▸ **RECORD LIST**
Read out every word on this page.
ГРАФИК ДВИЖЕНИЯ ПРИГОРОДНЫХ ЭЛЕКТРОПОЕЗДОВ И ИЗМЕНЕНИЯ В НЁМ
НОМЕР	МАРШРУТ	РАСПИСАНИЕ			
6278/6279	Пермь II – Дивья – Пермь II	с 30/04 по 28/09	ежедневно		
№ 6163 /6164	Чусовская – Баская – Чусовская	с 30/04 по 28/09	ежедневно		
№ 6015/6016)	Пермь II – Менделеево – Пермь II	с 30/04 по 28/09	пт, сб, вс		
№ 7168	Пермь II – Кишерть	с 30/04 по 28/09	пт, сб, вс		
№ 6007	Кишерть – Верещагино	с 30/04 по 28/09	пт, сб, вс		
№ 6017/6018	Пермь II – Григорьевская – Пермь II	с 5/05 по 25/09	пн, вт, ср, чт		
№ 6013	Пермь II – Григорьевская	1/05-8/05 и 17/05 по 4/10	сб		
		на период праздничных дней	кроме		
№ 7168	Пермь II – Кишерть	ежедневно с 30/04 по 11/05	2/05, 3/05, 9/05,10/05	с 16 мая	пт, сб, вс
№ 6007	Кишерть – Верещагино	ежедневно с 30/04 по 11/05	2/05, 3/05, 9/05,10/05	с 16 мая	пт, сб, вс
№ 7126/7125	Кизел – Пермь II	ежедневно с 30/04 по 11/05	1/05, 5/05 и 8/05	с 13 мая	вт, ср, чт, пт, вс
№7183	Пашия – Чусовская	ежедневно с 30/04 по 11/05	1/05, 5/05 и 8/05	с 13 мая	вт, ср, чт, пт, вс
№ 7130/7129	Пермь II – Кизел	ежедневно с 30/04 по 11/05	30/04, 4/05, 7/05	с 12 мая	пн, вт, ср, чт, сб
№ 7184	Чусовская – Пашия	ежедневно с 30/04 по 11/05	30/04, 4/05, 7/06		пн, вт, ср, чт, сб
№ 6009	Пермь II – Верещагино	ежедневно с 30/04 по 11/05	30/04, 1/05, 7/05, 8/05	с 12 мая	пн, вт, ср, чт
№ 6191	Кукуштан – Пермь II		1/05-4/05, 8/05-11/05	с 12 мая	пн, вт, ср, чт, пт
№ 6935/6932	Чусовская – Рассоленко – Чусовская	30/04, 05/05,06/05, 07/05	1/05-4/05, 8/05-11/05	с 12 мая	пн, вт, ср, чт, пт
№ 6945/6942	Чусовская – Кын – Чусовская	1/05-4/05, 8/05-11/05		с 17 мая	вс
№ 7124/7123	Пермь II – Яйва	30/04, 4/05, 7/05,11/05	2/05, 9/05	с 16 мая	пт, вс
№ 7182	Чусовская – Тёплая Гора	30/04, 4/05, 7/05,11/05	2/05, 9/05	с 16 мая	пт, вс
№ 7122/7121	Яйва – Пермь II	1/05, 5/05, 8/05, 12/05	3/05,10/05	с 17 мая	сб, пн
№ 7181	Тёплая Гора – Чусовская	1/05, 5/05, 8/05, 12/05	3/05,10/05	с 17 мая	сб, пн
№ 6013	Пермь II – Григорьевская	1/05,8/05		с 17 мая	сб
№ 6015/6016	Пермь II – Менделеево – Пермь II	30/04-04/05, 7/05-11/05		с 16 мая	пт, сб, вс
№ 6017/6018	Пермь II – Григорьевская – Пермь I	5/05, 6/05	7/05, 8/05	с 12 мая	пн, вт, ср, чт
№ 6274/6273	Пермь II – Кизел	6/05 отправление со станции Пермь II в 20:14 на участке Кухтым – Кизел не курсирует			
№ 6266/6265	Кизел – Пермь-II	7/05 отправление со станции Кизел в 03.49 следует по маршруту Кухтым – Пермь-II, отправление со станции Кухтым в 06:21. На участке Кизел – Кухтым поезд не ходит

▸ **TASK INSTRUCTIONS**
Retype every record above exactly as written.

▸ **EXPECTED ANSWER**
Read out every word on this page.
ГРАФИК ДВИЖЕНИЯ ПРИГОРОДНЫХ ЭЛЕКТРОПОЕЗДОВ И ИЗМЕНЕНИЯ В НЁМ
НОМЕР	МАРШРУТ	РАСПИСАНИЕ			
6278/6279	Пермь II – Дивья – Пермь II	с 30/04 по 28/09	ежедневно		
№ 6163 /6164	Чусовская – Баская – Чусовская	с 30/04 по 28/09	ежедневно		
№ 6015/6016)	Пермь II – Менделеево – Пермь II	с 30/04 по 28/09	пт, сб, вс		
№ 7168	Пермь II – Кишерть	с 30/04 по 28/09	пт, сб, вс		
№ 6007	Кишерть – Верещагино	с 30/04 по 28/09	пт, сб, вс		
№ 6017/6018	Пермь II – Григорьевская – Пермь II	с 5/05 по 25/09	пн, вт, ср, чт		
№ 6013	Пермь II – Григорьевская	1/05-8/05 и 17/05 по 4/10	сб		
		на период праздничных дней	кроме		
№ 7168	Пермь II – Кишерть	ежедневно с 30/04 по 11/05	2/05, 3/05, 9/05,10/05	с 16 мая	пт, сб, вс
№ 6007	Кишерть – Верещагино	ежедневно с 30/04 по 11/05	2/05, 3/05, 9/05,10/05	с 16 мая	пт, сб, вс
№ 7126/7125	Кизел – Пермь II	ежедневно с 30/04 по 11/05	1/05, 5/05 и 8/05	с 13 мая	вт, ср, чт, пт, вс
№7183	Пашия – Чусовская	ежедневно с 30/04 по 11/05	1/05, 5/05 и 8/05	с 13 мая	вт, ср, чт, пт, вс
№ 7130/7129	Пермь II – Кизел	ежедневно с 30/04 по 11/05	30/04, 4/05, 7/05	с 12 мая	пн, вт, ср, чт, сб
№ 7184	Чусовская – Пашия	ежедневно с 30/04 по 11/05	30/04, 4/05, 7/06		пн, вт, ср, чт, сб
№ 6009	Пермь II – Верещагино	ежедневно с 30/04 по 11/05	30/04, 1/05, 7/05, 8/05	с 12 мая	пн, вт, ср, чт
№ 6191	Кукуштан – Пермь II		1/05-4/05, 8/05-11/05	с 12 мая	пн, вт, ср, чт, пт
№ 6935/6932	Чусовская – Рассоленко – Чусовская	30/04, 05/05,06/05, 07/05	1/05-4/05, 8/05-11/05	с 12 мая	пн, вт, ср, чт, пт
№ 6945/6942	Чусовская – Кын – Чусовская	1/05-4/05, 8/05-11/05		с 17 мая	вс
№ 7124/7123	Пермь II – Яйва	30/04, 4/05, 7/05,11/05	2/05, 9/05	с 16 мая	пт, вс
№ 7182	Чусовская – Тёплая Гора	30/04, 4/05, 7/05,11/05	2/05, 9/05	с 16 мая	пт, вс
№ 7122/7121	Яйва – Пермь II	1/05, 5/05, 8/05, 12/05	3/05,10/05	с 17 мая	сб, пн
№ 7181	Тёплая Гора – Чусовская	1/05, 5/05, 8/05, 12/05	3/05,10/05	с 17 мая	сб, пн
№ 6013	Пермь II – Григорьевская	1/05,8/05		с 17 мая	сб
№ 6015/6016	Пермь II – Менделеево – Пермь II	30/04-04/05, 7/05-11/05		с 16 мая	пт, сб, вс
№ 6017/6018	Пермь II – Григорьевская – Пермь I	5/05, 6/05	7/05, 8/05	с 12 мая	пн, вт, ср, чт
№ 6274/6273	Пермь II – Кизел	6/05 отправление со станции Пермь II в 20:14 на участке Кухтым – Кизел не курсирует			
№ 6266/6265	Кизел – Пермь-II	7/05 отправление со станции Кизел в 03.49 следует по маршруту Кухтым – Пермь-II, отправление со станции Кухтым в 06:21. На участке Кизел – Кухтым поезд не ходит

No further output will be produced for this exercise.